— PROBLEM STATEMENT —
"have" appears in how many lines of the entries? State only the number.

[Extracted data entries]
▶

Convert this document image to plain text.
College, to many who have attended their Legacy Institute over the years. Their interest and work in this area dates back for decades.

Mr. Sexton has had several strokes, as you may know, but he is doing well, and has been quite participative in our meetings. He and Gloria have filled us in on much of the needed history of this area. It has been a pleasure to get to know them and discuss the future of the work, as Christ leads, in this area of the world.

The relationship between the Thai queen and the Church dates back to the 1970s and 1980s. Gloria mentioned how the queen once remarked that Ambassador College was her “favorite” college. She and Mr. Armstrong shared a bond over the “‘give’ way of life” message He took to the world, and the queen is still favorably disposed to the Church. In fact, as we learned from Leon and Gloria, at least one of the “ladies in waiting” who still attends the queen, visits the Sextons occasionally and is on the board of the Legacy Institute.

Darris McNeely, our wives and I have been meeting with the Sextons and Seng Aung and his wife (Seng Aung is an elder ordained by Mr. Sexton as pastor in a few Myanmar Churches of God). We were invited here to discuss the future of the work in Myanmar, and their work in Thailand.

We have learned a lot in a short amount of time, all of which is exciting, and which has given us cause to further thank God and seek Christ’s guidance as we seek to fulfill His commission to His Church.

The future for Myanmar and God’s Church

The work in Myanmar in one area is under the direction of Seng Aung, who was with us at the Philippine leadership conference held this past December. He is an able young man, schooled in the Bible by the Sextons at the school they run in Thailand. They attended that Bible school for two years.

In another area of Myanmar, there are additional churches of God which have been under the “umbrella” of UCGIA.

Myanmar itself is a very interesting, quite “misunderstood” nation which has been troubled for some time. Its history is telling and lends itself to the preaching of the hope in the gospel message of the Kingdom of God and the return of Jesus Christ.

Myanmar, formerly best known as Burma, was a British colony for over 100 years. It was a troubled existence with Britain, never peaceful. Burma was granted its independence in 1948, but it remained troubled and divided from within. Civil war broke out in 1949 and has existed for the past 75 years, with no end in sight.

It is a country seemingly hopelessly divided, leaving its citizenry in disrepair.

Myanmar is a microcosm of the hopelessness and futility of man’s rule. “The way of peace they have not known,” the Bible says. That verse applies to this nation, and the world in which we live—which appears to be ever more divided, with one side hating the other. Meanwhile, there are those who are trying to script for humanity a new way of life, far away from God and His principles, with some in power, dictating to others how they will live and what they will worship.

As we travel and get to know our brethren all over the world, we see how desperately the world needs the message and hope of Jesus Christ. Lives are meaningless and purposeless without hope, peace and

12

◀

— RESULT OF THIS TASK —
6